__Information shown__
○ ○ ○

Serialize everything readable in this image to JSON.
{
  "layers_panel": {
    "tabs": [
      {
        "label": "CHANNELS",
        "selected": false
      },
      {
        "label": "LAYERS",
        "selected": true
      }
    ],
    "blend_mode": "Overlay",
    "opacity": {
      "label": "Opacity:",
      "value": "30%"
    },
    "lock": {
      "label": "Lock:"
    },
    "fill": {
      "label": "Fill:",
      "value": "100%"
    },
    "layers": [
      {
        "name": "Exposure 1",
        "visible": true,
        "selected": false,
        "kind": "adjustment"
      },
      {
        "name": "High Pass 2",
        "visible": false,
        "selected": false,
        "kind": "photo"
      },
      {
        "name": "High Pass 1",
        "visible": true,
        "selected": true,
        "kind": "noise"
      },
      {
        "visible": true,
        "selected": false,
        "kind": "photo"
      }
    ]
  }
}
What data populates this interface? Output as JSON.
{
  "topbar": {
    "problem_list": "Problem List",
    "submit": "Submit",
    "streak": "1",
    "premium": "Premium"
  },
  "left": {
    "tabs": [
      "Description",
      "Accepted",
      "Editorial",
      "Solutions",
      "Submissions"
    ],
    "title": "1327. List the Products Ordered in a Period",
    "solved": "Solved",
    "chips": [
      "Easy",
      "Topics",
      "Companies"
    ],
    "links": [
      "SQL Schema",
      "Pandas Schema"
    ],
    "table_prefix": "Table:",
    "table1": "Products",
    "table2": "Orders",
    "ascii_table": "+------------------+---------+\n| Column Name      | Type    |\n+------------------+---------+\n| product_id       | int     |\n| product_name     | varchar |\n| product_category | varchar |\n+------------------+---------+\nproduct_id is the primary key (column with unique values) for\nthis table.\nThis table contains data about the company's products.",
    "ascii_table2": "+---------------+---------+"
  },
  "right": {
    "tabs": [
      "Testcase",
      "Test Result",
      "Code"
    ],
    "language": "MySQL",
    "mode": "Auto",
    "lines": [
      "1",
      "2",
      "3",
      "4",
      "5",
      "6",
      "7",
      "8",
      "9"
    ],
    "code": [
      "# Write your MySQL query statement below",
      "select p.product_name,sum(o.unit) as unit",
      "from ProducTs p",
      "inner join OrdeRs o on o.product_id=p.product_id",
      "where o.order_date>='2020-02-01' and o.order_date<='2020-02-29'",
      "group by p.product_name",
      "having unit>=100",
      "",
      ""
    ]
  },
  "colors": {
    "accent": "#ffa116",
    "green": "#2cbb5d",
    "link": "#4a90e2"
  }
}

○ ○ ○

__Stated problem__
Your task is to repeat every line exactly.

__The result__
Serialize everything readable in this image to JSON.
{
  "layers_panel": {
    "tabs": [
      {
        "label": "CHANNELS",
        "selected": false
      },
      {
        "label": "LAYERS",
        "selected": true
      }
    ],
    "blend_mode": "Overlay",
    "opacity": {
      "label": "Opacity:",
      "value": "30%"
    },
    "lock": {
      "label": "Lock:"
    },
    "fill": {
      "label": "Fill:",
      "value": "100%"
    },
    "layers": [
      {
        "name": "Exposure 1",
        "visible": true,
        "selected": false,
        "kind": "adjustment"
      },
      {
        "name": "High Pass 2",
        "visible": false,
        "selected": false,
        "kind": "photo"
      },
      {
        "name": "High Pass 1",
        "visible": true,
        "selected": true,
        "kind": "noise"
      },
      {
        "visible": true,
        "selected": false,
        "kind": "photo"
      }
    ]
  }
}
What data populates this interface? Output as JSON.
{
  "topbar": {
    "problem_list": "Problem List",
    "submit": "Submit",
    "streak": "1",
    "premium": "Premium"
  },
  "left": {
    "tabs": [
      "Description",
      "Accepted",
      "Editorial",
      "Solutions",
      "Submissions"
    ],
    "title": "1327. List the Products Ordered in a Period",
    "solved": "Solved",
    "chips": [
      "Easy",
      "Topics",
      "Companies"
    ],
    "links": [
      "SQL Schema",
      "Pandas Schema"
    ],
    "table_prefix": "Table:",
    "table1": "Products",
    "table2": "Orders",
    "ascii_table": "+------------------+---------+\n| Column Name      | Type    |\n+------------------+---------+\n| product_id       | int     |\n| product_name     | varchar |\n| product_category | varchar |\n+------------------+---------+\nproduct_id is the primary key (column with unique values) for\nthis table.\nThis table contains data about the company's products.",
    "ascii_table2": "+---------------+---------+"
  },
  "right": {
    "tabs": [
      "Testcase",
      "Test Result",
      "Code"
    ],
    "language": "MySQL",
    "mode": "Auto",
    "lines": [
      "1",
      "2",
      "3",
      "4",
      "5",
      "6",
      "7",
      "8",
      "9"
    ],
    "code": [
      "# Write your MySQL query statement below",
      "select p.product_name,sum(o.unit) as unit",
      "from ProducTs p",
      "inner join OrdeRs o on o.product_id=p.product_id",
      "where o.order_date>='2020-02-01' and o.order_date<='2020-02-29'",
      "group by p.product_name",
      "having unit>=100",
      "",
      ""
    ]
  },
  "colors": {
    "accent": "#ffa116",
    "green": "#2cbb5d",
    "link": "#4a90e2"
  }
}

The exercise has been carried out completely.